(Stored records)
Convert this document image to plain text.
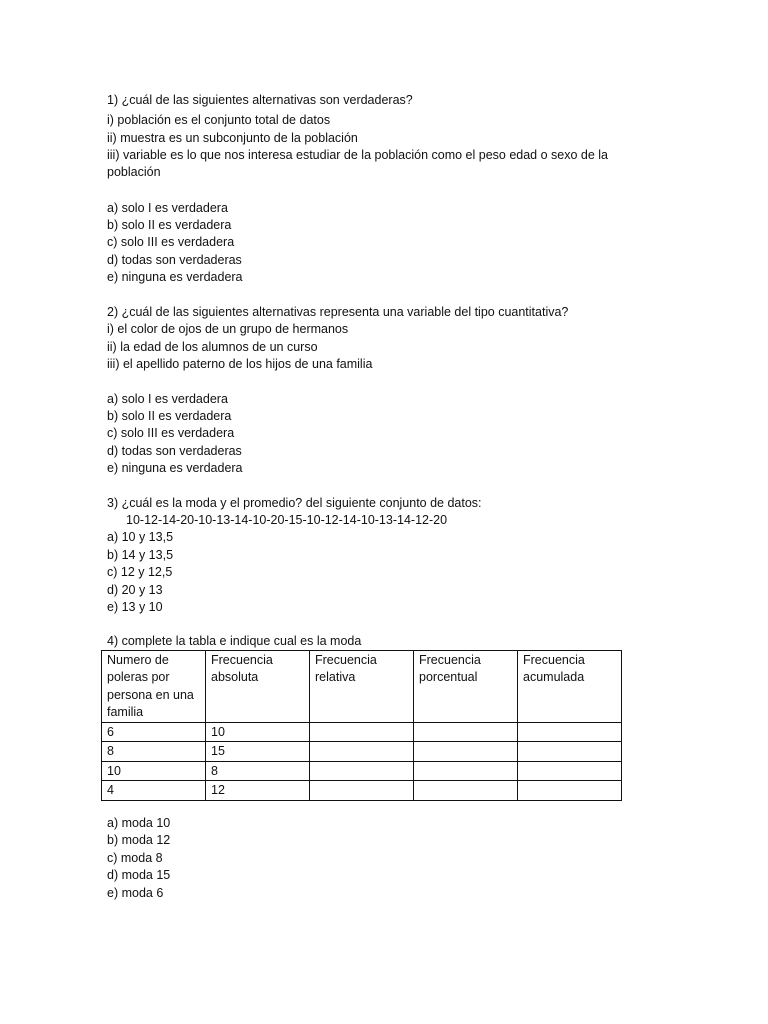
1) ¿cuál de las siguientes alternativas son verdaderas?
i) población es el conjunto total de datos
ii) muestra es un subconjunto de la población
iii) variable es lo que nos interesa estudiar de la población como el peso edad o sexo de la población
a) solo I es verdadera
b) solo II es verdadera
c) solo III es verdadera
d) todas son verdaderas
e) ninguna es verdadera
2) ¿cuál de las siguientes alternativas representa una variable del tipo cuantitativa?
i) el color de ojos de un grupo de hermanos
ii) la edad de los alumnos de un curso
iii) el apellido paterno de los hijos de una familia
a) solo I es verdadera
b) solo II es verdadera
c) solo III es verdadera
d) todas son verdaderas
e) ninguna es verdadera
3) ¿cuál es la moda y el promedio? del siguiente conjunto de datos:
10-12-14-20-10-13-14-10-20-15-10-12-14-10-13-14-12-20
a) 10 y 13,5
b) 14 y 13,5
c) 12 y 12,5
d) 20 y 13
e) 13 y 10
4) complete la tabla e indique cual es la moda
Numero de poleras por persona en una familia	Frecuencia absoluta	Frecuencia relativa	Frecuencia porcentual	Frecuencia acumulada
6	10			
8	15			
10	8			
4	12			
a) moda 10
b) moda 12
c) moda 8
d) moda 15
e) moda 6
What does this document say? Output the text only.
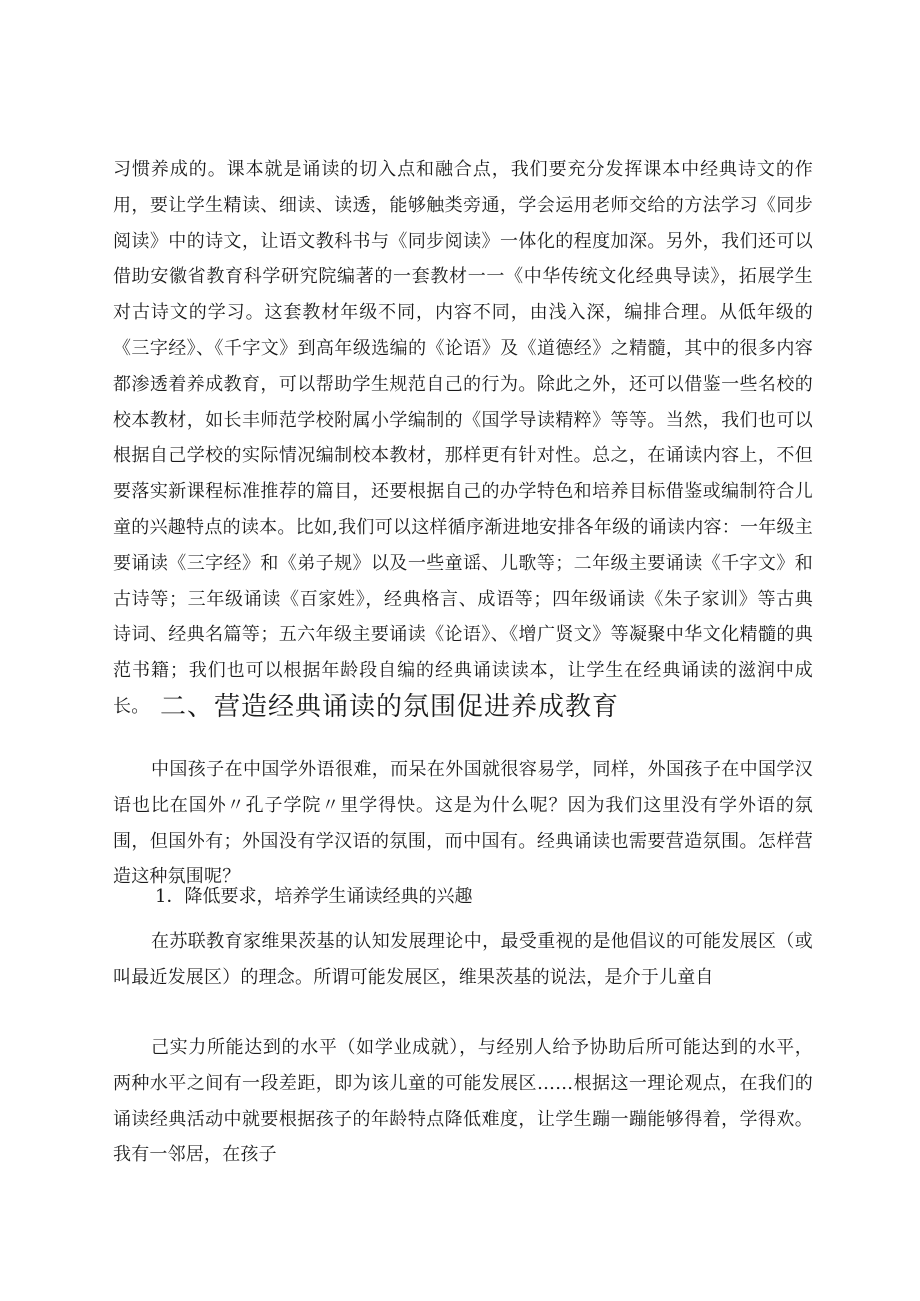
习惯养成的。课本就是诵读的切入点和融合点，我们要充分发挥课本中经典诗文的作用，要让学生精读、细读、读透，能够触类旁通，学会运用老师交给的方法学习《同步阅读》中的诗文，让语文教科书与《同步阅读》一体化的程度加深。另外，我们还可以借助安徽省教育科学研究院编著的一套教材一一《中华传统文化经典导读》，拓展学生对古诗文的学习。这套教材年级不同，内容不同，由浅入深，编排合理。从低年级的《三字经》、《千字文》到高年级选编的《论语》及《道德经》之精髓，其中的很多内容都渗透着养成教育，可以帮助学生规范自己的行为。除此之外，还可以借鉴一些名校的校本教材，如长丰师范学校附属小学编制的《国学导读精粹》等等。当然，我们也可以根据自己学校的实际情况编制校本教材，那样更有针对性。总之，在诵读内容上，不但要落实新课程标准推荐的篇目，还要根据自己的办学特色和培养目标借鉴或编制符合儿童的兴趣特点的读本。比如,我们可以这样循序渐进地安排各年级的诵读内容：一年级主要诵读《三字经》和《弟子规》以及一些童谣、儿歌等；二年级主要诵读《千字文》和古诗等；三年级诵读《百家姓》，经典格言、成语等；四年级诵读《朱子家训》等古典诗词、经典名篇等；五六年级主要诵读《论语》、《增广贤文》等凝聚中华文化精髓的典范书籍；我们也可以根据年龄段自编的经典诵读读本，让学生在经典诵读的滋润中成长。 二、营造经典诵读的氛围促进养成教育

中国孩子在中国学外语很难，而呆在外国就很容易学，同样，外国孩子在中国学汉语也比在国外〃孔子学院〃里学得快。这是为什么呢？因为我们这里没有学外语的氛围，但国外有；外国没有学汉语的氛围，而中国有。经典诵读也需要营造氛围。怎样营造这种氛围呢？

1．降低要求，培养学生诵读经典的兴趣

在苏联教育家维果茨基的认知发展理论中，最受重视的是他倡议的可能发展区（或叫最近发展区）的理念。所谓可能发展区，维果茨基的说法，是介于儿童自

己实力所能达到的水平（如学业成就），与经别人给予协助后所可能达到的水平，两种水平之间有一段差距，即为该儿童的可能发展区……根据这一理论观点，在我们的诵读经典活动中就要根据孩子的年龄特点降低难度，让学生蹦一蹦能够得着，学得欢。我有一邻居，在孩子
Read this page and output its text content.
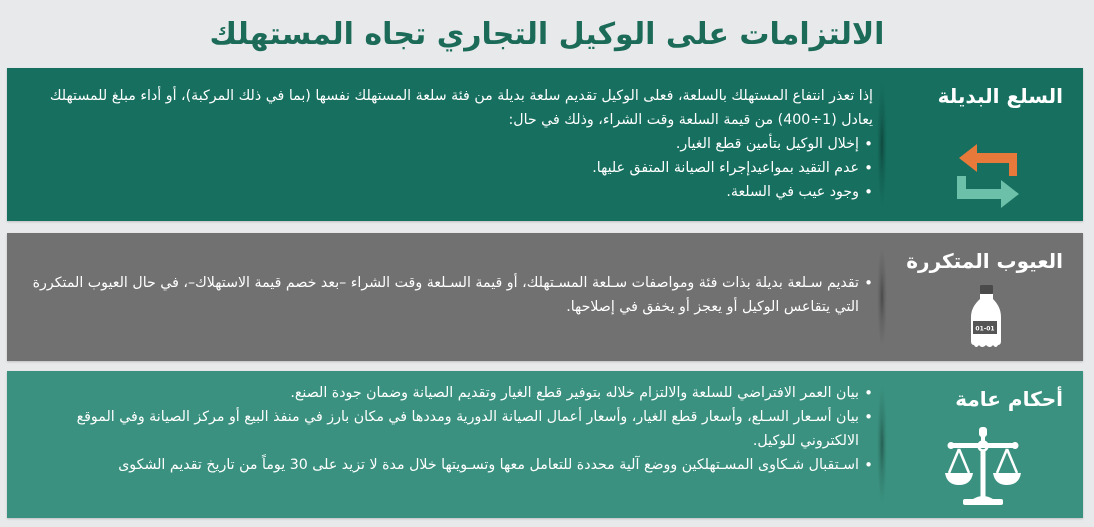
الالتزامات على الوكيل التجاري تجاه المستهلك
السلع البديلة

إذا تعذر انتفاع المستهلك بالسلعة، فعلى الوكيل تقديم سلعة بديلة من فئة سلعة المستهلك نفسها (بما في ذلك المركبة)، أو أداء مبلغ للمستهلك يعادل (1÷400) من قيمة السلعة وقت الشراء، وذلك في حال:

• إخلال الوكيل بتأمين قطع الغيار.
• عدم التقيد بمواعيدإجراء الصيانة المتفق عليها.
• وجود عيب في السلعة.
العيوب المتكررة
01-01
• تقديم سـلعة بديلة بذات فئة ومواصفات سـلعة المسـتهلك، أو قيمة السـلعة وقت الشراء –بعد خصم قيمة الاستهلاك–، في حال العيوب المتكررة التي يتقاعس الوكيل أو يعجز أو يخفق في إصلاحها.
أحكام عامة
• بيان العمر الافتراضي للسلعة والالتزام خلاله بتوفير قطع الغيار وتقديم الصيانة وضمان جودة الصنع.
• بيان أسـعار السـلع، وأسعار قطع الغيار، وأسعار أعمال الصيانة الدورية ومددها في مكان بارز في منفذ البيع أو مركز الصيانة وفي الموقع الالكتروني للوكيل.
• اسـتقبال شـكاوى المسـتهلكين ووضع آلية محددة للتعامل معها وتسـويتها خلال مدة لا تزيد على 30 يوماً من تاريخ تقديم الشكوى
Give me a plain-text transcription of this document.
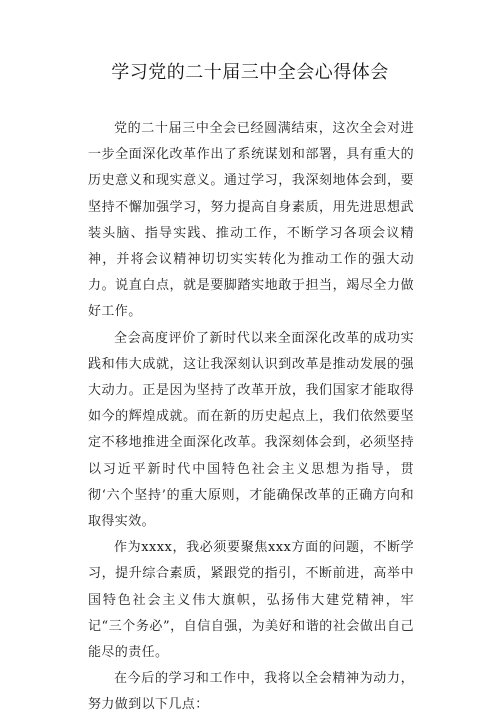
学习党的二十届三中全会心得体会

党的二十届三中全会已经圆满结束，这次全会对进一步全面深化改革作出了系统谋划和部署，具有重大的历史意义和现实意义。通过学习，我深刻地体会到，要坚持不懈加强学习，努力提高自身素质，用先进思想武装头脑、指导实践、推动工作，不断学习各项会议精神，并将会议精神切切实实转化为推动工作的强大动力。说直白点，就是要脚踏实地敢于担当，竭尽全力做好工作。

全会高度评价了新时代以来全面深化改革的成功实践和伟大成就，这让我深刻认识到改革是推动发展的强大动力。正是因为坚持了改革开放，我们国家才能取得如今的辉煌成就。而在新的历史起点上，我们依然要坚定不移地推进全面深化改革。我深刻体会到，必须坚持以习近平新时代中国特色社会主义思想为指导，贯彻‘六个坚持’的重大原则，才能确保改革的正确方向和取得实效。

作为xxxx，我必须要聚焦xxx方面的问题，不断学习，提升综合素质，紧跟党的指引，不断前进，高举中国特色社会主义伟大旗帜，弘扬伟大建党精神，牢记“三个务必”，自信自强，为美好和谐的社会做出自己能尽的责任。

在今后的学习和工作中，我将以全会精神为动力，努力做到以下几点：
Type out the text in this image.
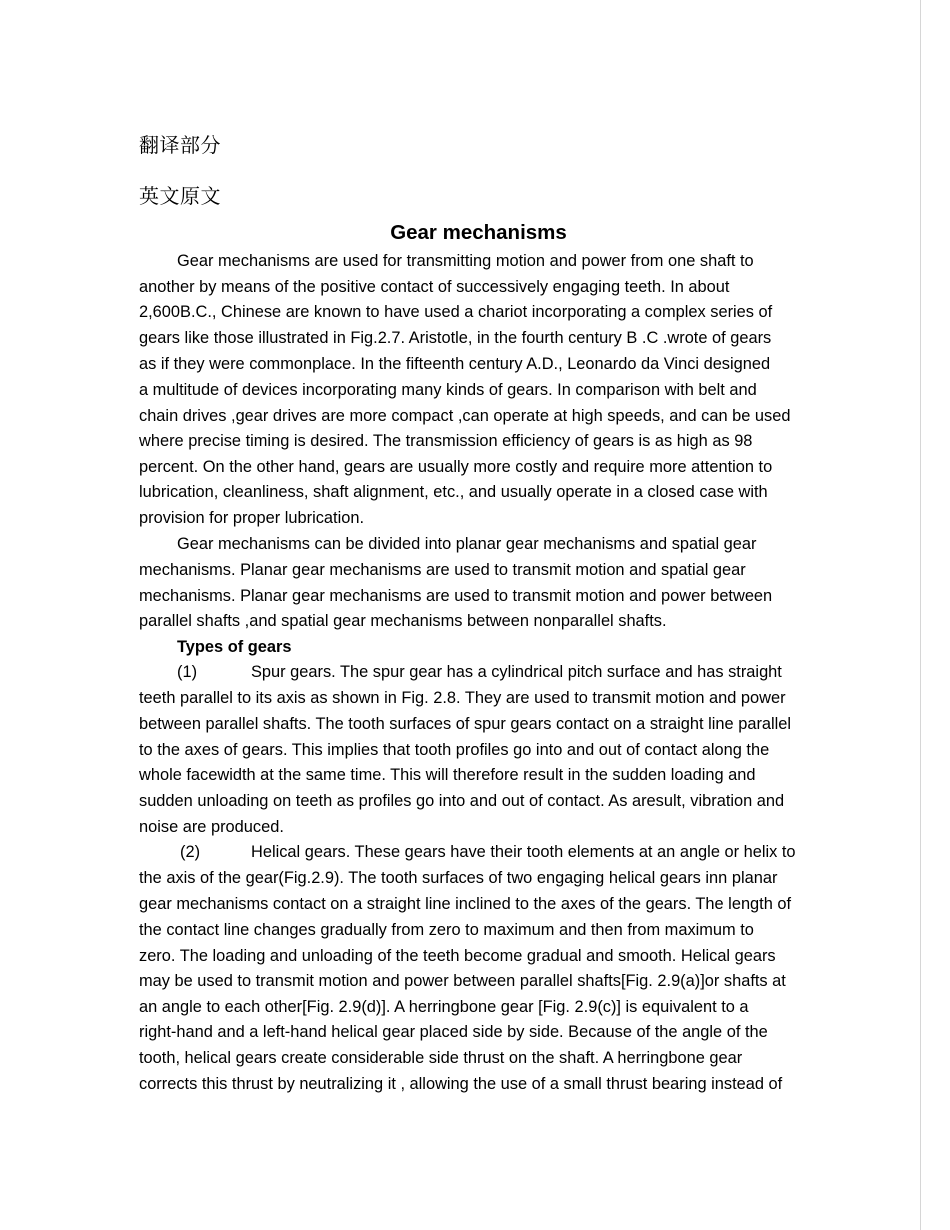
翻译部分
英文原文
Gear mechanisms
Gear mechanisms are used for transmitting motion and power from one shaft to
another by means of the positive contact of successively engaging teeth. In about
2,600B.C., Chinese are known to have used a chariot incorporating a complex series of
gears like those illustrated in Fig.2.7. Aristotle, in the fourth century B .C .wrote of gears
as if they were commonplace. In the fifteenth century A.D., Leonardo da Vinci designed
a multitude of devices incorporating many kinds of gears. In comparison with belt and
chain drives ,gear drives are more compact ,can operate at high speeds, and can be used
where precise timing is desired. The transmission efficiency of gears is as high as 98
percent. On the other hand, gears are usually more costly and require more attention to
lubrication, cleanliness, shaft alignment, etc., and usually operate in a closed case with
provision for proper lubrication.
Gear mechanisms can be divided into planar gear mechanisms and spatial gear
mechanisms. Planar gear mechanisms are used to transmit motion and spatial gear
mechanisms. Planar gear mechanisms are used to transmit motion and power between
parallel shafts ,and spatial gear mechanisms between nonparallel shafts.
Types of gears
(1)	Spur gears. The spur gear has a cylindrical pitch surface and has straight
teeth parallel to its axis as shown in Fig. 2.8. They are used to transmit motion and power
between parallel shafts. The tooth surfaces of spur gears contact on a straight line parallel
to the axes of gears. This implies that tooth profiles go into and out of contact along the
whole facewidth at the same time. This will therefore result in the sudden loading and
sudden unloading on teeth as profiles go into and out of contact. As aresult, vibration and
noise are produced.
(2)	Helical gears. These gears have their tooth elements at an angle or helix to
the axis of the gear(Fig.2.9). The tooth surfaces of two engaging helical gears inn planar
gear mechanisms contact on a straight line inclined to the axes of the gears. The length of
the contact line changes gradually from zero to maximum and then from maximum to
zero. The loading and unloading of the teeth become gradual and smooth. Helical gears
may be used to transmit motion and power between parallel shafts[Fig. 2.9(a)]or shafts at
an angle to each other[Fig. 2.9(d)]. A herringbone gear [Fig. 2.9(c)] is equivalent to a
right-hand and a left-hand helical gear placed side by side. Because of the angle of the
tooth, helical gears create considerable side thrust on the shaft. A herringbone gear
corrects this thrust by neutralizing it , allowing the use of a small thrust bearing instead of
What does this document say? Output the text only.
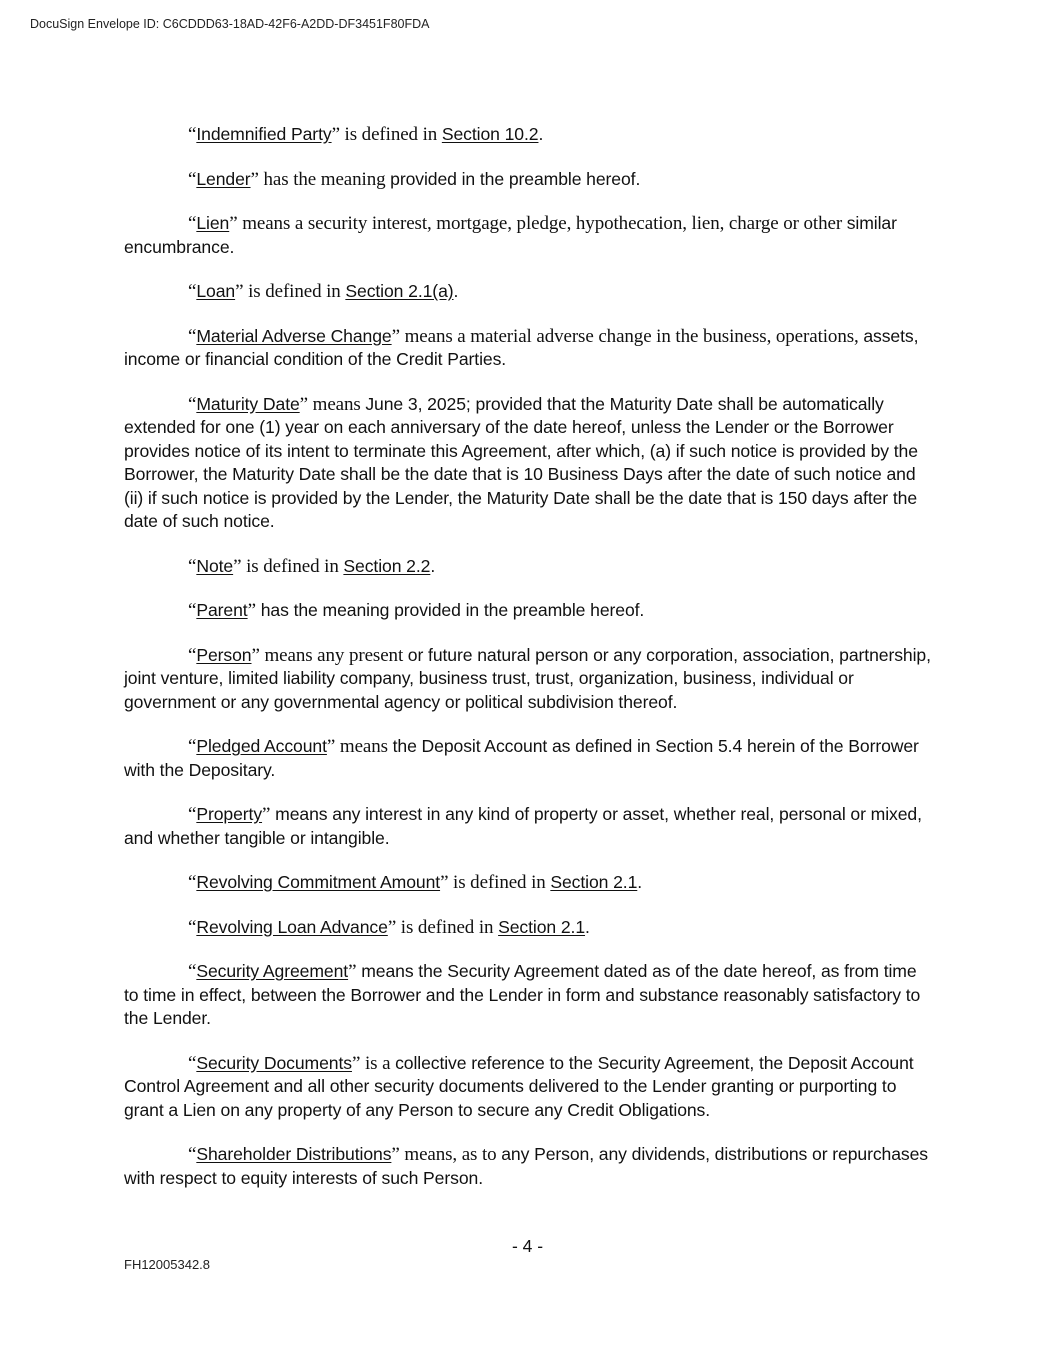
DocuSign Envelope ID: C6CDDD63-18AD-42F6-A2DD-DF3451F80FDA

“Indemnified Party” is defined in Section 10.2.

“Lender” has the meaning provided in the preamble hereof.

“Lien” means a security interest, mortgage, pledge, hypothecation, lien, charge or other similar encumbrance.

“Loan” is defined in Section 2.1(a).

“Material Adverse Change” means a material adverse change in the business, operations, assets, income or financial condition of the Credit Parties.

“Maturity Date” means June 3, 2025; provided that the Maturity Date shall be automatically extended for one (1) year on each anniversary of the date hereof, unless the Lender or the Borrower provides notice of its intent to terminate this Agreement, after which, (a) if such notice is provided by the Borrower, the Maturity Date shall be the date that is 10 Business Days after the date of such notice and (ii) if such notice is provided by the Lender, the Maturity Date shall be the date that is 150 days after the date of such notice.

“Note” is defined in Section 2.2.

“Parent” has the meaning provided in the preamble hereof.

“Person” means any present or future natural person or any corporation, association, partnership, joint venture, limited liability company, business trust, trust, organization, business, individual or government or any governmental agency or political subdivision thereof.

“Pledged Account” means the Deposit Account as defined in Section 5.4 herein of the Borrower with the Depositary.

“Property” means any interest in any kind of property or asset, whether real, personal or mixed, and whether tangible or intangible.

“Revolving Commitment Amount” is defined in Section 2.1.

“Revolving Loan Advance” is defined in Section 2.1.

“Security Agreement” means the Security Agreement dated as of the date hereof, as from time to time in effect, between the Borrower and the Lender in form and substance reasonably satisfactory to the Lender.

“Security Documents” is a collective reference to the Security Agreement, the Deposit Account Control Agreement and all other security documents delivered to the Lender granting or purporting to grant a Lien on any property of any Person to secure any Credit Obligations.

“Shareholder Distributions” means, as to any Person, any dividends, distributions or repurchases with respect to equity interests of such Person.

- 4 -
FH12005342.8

Problem to solve
Which lines contain the word "power"? Copy each of them.

Exercise output
Gear mechanisms are used for transmitting motion and power from one shaft to
mechanisms. Planar gear mechanisms are used to transmit motion and power between
teeth parallel to its axis as shown in Fig. 2.8. They are used to transmit motion and power
may be used to transmit motion and power between parallel shafts[Fig. 2.9(a)]or shafts at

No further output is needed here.